Work out how many lines of the listing hold "drawstyle", then state only that count.
-- start of Dataset --
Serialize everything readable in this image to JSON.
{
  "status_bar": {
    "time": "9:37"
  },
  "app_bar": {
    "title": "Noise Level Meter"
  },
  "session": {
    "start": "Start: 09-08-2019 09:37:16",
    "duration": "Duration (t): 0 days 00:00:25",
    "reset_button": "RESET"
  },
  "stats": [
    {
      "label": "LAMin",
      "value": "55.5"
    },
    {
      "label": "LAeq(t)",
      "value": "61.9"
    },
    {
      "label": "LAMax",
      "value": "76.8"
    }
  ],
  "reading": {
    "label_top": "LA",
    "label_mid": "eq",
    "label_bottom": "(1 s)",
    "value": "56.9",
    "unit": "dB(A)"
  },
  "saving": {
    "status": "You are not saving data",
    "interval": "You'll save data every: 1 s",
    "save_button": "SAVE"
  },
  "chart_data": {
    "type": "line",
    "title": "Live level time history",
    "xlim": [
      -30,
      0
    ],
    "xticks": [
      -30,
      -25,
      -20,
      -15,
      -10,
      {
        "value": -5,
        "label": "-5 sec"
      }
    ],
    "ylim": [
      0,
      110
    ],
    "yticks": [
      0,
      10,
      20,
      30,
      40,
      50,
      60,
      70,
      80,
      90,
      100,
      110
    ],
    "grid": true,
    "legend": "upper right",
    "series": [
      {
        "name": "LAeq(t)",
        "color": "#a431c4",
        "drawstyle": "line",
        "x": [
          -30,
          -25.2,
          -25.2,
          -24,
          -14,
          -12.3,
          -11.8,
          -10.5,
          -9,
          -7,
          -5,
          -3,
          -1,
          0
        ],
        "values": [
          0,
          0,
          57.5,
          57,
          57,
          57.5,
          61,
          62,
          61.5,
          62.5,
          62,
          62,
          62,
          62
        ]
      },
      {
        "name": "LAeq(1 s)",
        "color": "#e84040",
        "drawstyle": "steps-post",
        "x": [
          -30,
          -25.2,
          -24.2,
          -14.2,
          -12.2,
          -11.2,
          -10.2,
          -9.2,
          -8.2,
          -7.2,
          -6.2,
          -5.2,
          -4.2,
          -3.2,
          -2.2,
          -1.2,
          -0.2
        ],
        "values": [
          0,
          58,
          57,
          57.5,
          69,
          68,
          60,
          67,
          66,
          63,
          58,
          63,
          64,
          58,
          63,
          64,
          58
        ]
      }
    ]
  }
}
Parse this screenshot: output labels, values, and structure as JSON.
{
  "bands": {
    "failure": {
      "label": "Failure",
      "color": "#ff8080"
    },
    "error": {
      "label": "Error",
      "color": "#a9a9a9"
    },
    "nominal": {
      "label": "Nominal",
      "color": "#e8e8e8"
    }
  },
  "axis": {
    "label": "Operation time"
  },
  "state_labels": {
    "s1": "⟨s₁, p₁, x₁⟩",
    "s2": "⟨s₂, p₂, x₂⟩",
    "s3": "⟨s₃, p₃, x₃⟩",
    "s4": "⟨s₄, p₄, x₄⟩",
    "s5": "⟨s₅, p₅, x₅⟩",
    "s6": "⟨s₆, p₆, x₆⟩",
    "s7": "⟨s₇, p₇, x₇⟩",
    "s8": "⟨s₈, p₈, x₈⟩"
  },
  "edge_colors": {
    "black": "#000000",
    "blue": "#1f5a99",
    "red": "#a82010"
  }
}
-- end of Dataset --
» **Solution below**
2